_Set exercise_.
In the entries that follow, find the word "Cocoa" and report each line it is on.
====== Stored records ======
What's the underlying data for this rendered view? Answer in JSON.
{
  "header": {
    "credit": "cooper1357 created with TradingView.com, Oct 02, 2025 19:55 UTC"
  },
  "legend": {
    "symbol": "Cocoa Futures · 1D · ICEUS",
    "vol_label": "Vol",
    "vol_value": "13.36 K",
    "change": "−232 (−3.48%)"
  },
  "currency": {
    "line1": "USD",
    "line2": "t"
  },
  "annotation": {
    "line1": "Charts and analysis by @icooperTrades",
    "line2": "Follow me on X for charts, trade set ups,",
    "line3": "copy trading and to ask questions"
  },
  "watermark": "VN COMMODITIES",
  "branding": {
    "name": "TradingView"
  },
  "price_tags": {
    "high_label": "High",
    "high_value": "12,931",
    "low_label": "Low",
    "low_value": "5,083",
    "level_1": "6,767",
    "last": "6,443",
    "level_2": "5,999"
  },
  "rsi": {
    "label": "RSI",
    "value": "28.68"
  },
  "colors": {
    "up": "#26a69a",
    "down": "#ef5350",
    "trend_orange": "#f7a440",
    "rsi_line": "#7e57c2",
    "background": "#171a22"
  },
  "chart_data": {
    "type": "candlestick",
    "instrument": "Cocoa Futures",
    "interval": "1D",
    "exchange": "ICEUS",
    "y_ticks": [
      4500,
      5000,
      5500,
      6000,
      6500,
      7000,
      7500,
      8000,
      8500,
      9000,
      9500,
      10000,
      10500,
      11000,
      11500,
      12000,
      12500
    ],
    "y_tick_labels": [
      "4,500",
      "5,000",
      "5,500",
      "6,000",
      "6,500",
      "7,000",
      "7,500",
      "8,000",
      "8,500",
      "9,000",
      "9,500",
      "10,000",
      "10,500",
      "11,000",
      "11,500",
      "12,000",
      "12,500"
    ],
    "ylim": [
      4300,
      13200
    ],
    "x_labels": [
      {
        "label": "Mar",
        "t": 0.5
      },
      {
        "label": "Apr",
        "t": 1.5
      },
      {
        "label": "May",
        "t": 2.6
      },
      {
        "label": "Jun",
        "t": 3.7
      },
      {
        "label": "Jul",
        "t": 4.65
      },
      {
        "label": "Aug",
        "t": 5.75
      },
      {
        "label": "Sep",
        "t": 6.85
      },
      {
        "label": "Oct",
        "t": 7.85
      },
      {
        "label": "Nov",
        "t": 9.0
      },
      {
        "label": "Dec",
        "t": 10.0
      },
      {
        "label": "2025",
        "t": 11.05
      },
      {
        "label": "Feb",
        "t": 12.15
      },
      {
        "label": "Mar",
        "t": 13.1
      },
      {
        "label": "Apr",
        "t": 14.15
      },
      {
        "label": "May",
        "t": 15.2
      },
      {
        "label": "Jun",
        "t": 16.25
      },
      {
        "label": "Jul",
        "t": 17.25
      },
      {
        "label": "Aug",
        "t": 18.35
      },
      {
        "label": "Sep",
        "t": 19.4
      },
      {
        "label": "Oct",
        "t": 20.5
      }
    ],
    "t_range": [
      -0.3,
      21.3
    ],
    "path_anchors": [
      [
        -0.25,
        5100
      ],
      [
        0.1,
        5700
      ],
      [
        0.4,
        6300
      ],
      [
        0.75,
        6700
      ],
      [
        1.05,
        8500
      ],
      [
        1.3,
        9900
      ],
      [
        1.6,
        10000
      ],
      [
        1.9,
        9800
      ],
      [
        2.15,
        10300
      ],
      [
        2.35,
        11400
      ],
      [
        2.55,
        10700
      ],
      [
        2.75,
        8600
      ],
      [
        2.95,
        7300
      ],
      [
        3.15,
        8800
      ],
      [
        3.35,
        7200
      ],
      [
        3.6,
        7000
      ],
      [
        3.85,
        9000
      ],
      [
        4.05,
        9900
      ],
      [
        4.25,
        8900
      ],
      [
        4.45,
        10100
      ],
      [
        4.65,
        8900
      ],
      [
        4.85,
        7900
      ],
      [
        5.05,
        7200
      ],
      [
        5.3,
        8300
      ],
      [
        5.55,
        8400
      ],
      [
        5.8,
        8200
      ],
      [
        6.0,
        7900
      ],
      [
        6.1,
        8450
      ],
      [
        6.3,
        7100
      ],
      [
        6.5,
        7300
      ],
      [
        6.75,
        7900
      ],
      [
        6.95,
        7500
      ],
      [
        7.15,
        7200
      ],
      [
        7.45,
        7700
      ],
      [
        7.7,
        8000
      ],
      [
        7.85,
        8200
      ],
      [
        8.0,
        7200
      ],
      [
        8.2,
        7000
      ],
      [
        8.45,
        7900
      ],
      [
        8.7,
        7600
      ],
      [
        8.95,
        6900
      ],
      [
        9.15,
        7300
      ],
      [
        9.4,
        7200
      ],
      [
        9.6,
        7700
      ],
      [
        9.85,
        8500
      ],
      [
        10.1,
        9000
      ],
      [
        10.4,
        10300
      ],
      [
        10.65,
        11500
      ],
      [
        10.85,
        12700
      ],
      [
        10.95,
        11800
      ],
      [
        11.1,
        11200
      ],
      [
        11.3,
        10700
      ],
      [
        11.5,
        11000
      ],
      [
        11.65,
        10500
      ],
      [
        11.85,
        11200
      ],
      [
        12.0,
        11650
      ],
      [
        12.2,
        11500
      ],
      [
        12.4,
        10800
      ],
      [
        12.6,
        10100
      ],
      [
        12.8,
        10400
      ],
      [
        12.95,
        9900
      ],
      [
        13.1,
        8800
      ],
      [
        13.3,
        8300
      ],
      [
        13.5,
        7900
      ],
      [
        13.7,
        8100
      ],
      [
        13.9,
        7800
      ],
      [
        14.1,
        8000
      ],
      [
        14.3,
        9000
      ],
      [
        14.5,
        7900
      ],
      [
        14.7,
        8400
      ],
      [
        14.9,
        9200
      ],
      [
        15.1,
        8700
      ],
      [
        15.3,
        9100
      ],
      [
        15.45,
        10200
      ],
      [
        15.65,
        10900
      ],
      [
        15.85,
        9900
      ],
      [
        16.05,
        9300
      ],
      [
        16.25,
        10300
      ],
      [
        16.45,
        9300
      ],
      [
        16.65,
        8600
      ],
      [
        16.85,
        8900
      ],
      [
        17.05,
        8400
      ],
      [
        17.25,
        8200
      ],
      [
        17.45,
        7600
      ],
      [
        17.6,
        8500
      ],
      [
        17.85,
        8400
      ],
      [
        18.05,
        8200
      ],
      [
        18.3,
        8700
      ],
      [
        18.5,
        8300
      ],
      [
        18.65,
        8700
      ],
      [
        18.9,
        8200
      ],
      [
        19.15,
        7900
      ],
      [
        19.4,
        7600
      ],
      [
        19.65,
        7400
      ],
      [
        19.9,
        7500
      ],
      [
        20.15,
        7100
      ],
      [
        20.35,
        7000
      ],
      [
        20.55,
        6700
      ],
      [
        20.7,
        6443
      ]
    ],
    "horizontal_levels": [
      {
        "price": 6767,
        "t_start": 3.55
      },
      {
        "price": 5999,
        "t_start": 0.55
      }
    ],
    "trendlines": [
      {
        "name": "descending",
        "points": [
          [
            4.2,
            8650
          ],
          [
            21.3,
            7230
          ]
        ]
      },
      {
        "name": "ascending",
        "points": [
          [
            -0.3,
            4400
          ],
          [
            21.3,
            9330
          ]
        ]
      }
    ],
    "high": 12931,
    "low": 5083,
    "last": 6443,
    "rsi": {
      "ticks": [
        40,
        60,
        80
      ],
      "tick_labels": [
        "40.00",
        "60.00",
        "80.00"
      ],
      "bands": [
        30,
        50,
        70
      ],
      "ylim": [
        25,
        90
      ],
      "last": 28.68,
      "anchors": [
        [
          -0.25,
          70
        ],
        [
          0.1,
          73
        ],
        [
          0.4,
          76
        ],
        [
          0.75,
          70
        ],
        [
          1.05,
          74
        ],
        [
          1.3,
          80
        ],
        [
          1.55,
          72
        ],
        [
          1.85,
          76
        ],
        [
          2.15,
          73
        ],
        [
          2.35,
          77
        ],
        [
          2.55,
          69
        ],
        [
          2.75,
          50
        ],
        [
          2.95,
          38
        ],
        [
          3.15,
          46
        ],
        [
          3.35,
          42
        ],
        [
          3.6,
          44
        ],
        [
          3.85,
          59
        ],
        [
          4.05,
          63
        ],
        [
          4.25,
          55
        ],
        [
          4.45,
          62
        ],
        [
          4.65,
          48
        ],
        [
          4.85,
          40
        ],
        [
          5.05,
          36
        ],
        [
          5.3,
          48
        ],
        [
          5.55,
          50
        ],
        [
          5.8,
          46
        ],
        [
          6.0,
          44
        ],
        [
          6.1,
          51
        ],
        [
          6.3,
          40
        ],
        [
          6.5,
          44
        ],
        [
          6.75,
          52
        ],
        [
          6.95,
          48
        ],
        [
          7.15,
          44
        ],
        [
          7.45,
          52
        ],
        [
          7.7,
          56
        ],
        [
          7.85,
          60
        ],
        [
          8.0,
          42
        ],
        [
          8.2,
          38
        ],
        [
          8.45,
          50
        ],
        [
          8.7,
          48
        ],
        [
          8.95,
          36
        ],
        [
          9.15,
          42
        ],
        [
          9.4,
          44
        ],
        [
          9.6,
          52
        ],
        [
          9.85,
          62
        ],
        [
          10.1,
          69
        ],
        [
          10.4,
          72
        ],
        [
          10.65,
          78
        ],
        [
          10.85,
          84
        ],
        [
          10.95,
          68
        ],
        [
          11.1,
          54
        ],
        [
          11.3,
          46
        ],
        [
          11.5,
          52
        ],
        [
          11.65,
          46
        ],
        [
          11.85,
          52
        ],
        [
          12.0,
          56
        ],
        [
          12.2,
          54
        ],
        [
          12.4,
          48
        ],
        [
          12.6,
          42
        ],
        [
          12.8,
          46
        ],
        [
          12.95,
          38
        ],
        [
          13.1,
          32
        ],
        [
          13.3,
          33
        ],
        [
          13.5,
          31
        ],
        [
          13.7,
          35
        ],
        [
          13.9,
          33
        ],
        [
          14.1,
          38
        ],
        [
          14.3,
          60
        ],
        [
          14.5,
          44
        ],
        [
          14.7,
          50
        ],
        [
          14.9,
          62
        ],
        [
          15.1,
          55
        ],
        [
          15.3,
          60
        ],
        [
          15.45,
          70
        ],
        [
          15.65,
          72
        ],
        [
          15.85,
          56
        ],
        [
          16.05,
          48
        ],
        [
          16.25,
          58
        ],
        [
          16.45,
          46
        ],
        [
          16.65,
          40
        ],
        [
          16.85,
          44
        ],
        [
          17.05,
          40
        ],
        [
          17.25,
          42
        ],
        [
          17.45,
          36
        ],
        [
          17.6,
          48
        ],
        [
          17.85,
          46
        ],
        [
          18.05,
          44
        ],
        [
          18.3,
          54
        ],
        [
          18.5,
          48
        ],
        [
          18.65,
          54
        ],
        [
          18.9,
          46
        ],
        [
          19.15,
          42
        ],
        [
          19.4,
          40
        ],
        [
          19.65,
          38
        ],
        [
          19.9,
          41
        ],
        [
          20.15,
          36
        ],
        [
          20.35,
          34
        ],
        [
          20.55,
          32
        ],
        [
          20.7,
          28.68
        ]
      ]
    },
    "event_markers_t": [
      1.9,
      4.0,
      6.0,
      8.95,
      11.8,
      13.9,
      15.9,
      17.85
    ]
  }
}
======
_Output_.
    "symbol": "Cocoa Futures · 1D · ICEUS",
    "instrument": "Cocoa Futures",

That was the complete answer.